# [Problem description]
Using the records that follow, copy every line containing the word "towarów".

+++

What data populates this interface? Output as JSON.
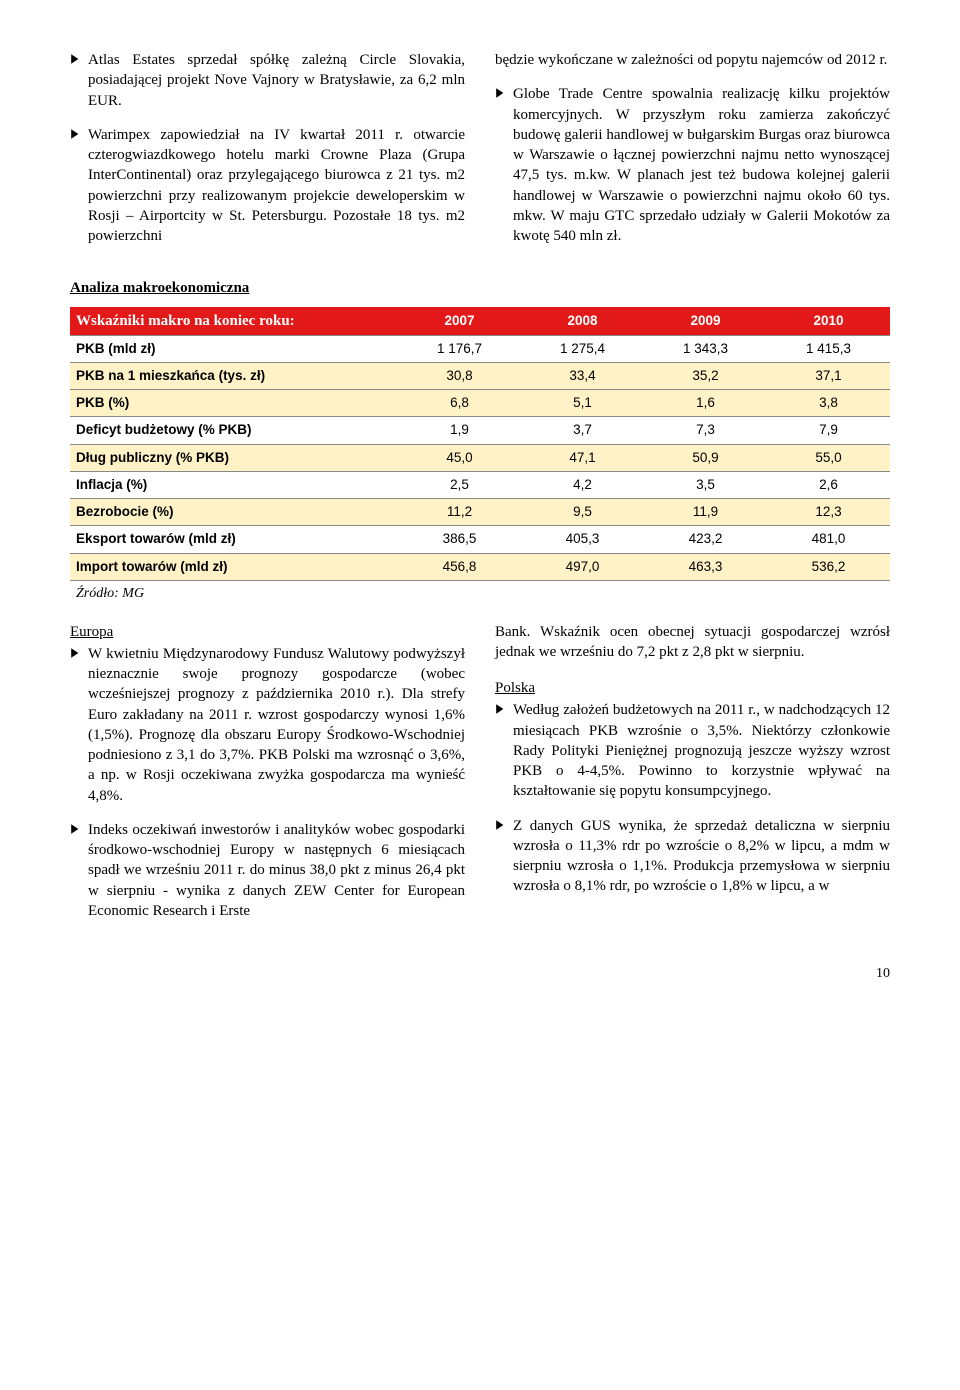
{
  "top_left_bullets": [
    "Atlas Estates sprzedał spółkę zależną Circle Slovakia, posiadającej projekt Nove Vajnory w Bratysławie, za 6,2 mln EUR.",
    "Warimpex zapowiedział na IV kwartał 2011 r. otwarcie czterogwiazdkowego hotelu marki Crowne Plaza (Grupa InterContinental) oraz przylegającego biurowca z 21 tys. m2 powierzchni przy realizowanym projekcie deweloperskim w Rosji – Airportcity w St. Petersburgu. Pozostałe 18 tys. m2 powierzchni"
  ],
  "top_right_prefix": "będzie wykończane w zależności od popytu najemców od 2012 r.",
  "top_right_bullet": "Globe Trade Centre spowalnia realizację kilku projektów komercyjnych. W przyszłym roku zamierza zakończyć budowę galerii handlowej w bułgarskim Burgas oraz biurowca w Warszawie o łącznej powierzchni najmu netto wynoszącej 47,5 tys. m.kw. W planach jest też budowa kolejnej galerii handlowej w Warszawie o powierzchni najmu około 60 tys. mkw. W maju GTC sprzedało udziały w Galerii Mokotów za kwotę 540 mln zł.",
  "analysis_heading": "Analiza makroekonomiczna",
  "table": {
    "header_label": "Wskaźniki makro na koniec roku:",
    "years": [
      "2007",
      "2008",
      "2009",
      "2010"
    ],
    "rows": [
      {
        "label": "PKB (mld zł)",
        "hl": false,
        "vals": [
          "1 176,7",
          "1 275,4",
          "1 343,3",
          "1 415,3"
        ]
      },
      {
        "label": "PKB na 1 mieszkańca (tys. zł)",
        "hl": true,
        "vals": [
          "30,8",
          "33,4",
          "35,2",
          "37,1"
        ]
      },
      {
        "label": "PKB (%)",
        "hl": true,
        "vals": [
          "6,8",
          "5,1",
          "1,6",
          "3,8"
        ]
      },
      {
        "label": "Deficyt budżetowy (% PKB)",
        "hl": false,
        "vals": [
          "1,9",
          "3,7",
          "7,3",
          "7,9"
        ]
      },
      {
        "label": "Dług publiczny (% PKB)",
        "hl": true,
        "vals": [
          "45,0",
          "47,1",
          "50,9",
          "55,0"
        ]
      },
      {
        "label": "Inflacja (%)",
        "hl": false,
        "vals": [
          "2,5",
          "4,2",
          "3,5",
          "2,6"
        ]
      },
      {
        "label": "Bezrobocie (%)",
        "hl": true,
        "vals": [
          "11,2",
          "9,5",
          "11,9",
          "12,3"
        ]
      },
      {
        "label": "Eksport towarów (mld zł)",
        "hl": false,
        "vals": [
          "386,5",
          "405,3",
          "423,2",
          "481,0"
        ]
      },
      {
        "label": "Import towarów (mld zł)",
        "hl": true,
        "vals": [
          "456,8",
          "497,0",
          "463,3",
          "536,2"
        ]
      }
    ],
    "header_bg": "#e31818",
    "highlight_bg": "#fff2c6"
  },
  "source": "Źródło: MG",
  "europa_heading": "Europa",
  "europa_bullets": [
    "W kwietniu Międzynarodowy Fundusz Walutowy podwyższył nieznacznie swoje prognozy gospodarcze (wobec wcześniejszej prognozy z października 2010 r.). Dla strefy Euro zakładany na 2011 r. wzrost gospodarczy wynosi 1,6% (1,5%). Prognozę dla obszaru Europy Środkowo-Wschodniej podniesiono z 3,1 do 3,7%. PKB Polski ma wzrosnąć o 3,6%, a np. w Rosji oczekiwana zwyżka gospodarcza ma wynieść 4,8%.",
    "Indeks oczekiwań inwestorów i analityków wobec gospodarki środkowo-wschodniej Europy w następnych 6 miesiącach spadł we wrześniu 2011 r. do minus 38,0 pkt z minus 26,4 pkt w sierpniu - wynika z danych ZEW Center for European Economic Research i Erste"
  ],
  "right_col_prefix": "Bank. Wskaźnik ocen obecnej sytuacji gospodarczej wzrósł jednak we wrześniu do 7,2 pkt z 2,8 pkt w sierpniu.",
  "polska_heading": "Polska",
  "polska_bullets": [
    "Według założeń budżetowych na 2011 r., w nadchodzących 12 miesiącach PKB wzrośnie o 3,5%. Niektórzy członkowie Rady Polityki Pieniężnej prognozują jeszcze wyższy wzrost PKB o 4-4,5%. Powinno to korzystnie wpływać na kształtowanie się popytu konsumpcyjnego.",
    "Z danych GUS wynika, że sprzedaż detaliczna w sierpniu wzrosła o 11,3% rdr po wzroście o 8,2% w lipcu, a mdm w sierpniu wzrosła o 1,1%. Produkcja przemysłowa w sierpniu wzrosła o 8,1% rdr, po wzroście o 1,8% w lipcu, a w"
  ],
  "page_number": "10"
}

+++

# [Answer to this problem]
        "label": "Eksport towarów (mld zł)",
        "label": "Import towarów (mld zł)",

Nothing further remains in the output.